### Goal of the exercise
Arrange the lines from the one containing "y-tick-label: 0.000 <box>100" through the one containing "y-tick-label: 0.010 <box>100" as a numbered list, omitting any blank lines.

(Element region listings)
● ● ●

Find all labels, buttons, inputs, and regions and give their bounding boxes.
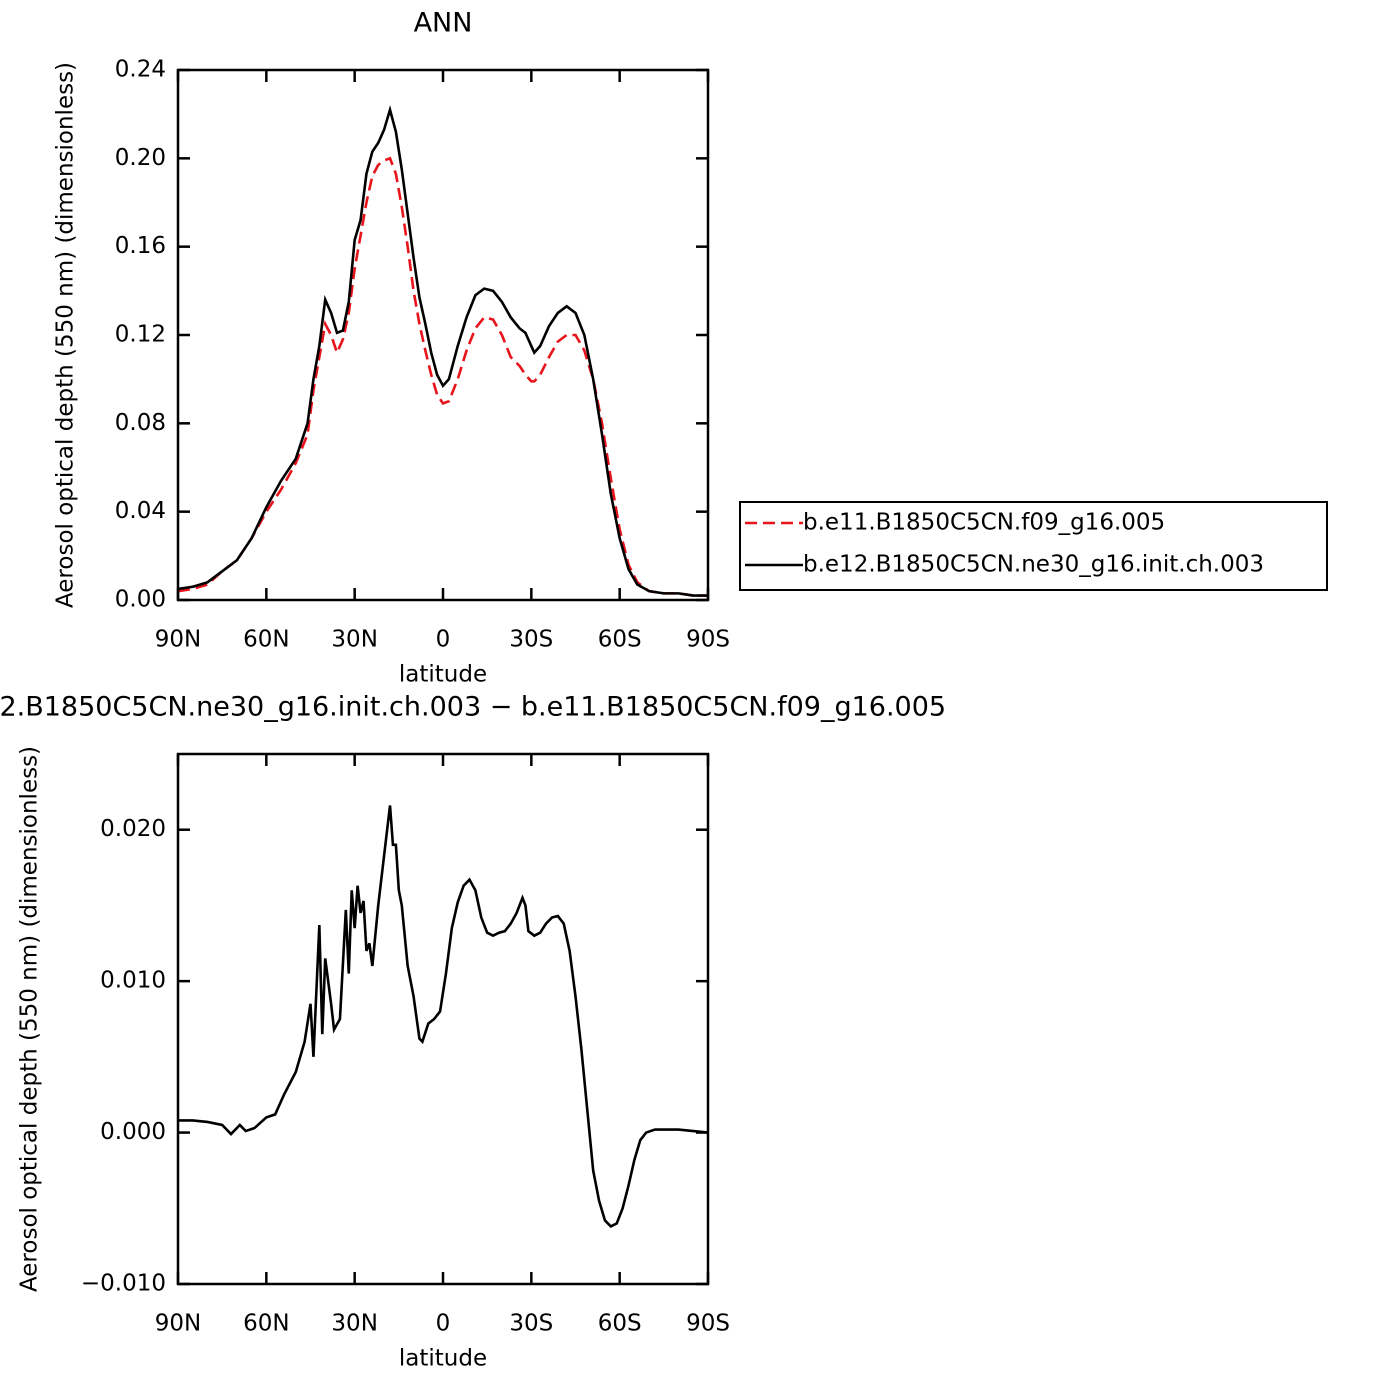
y-tick-label: 0.000 <box>100 1119 166 1145</box>
x-tick-label: 90N <box>155 627 201 653</box>
y-tick-label: 0.020 <box>100 816 166 842</box>
data-line <box>178 805 709 1229</box>
y-tick-label: 0.04 <box>115 498 166 524</box>
x-tick-label: 0 <box>436 1311 451 1337</box>
y-axis-label: Aerosol optical depth (550 nm) (dimensio… <box>17 746 43 1292</box>
y-tick-label: 0.16 <box>115 233 166 259</box>
x-tick-label: 30S <box>509 1311 553 1337</box>
chart-title: ANN <box>414 8 473 39</box>
x-tick-label: 0 <box>436 627 451 653</box>
x-tick-label: 90N <box>155 1311 201 1337</box>
plot-frame <box>176 752 710 1286</box>
legend-label: b.e11.B1850C5CN.f09_g16.005 <box>803 510 1165 536</box>
y-tick-label: 0.010 <box>100 968 166 994</box>
legend-label: b.e12.B1850C5CN.ne30_g16.init.ch.003 <box>803 552 1264 578</box>
x-tick-label: 60N <box>243 1311 289 1337</box>
data-line <box>177 104 708 597</box>
data-line <box>177 156 708 597</box>
plot-frame <box>176 68 710 602</box>
x-tick-label: 90S <box>686 627 730 653</box>
y-tick-label: 0.12 <box>115 322 166 348</box>
y-tick-label: 0.08 <box>115 410 166 436</box>
y-axis-label: Aerosol optical depth (550 nm) (dimensio… <box>53 62 79 608</box>
x-tick-label: 60N <box>243 627 289 653</box>
x-axis-label: latitude <box>399 662 487 688</box>
y-tick-label: −0.010 <box>81 1271 166 1297</box>
x-tick-label: 60S <box>598 1311 642 1337</box>
legend-box <box>739 501 1328 591</box>
x-tick-label: 90S <box>686 1311 730 1337</box>
x-tick-label: 30N <box>331 1311 377 1337</box>
x-tick-label: 60S <box>598 627 642 653</box>
x-axis-label: latitude <box>399 1346 487 1372</box>
y-tick-label: 0.24 <box>115 57 166 83</box>
chart-title: b.e12.B1850C5CN.ne30_g16.init.ch.003 − b… <box>0 692 946 723</box>
x-tick-label: 30N <box>331 627 377 653</box>
y-tick-label: 0.20 <box>115 145 166 171</box>
y-tick-label: 0.00 <box>115 587 166 613</box>
x-tick-label: 30S <box>509 627 553 653</box>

● ● ●

### Exercise response
1. y-tick-label: 0.000 <box>100 1119 166 1145</box>
2. x-tick-label: 90N <box>155 627 201 653</box>
3. y-tick-label: 0.020 <box>100 816 166 842</box>
4. data-line <box>178 805 709 1229</box>
5. y-tick-label: 0.04 <box>115 498 166 524</box>
6. x-tick-label: 0 <box>436 1311 451 1337</box>
7. y-axis-label: Aerosol optical depth (550 nm) (dimensio… <box>17 746 43 1292</box>
8. y-tick-label: 0.16 <box>115 233 166 259</box>
9. x-tick-label: 30S <box>509 1311 553 1337</box>
10. chart-title: ANN <box>414 8 473 39</box>
11. x-tick-label: 0 <box>436 627 451 653</box>
12. x-tick-label: 90N <box>155 1311 201 1337</box>
13. plot-frame <box>176 752 710 1286</box>
14. legend-label: b.e11.B1850C5CN.f09_g16.005 <box>803 510 1165 536</box>
15. y-tick-label: 0.010 <box>100 968 166 994</box>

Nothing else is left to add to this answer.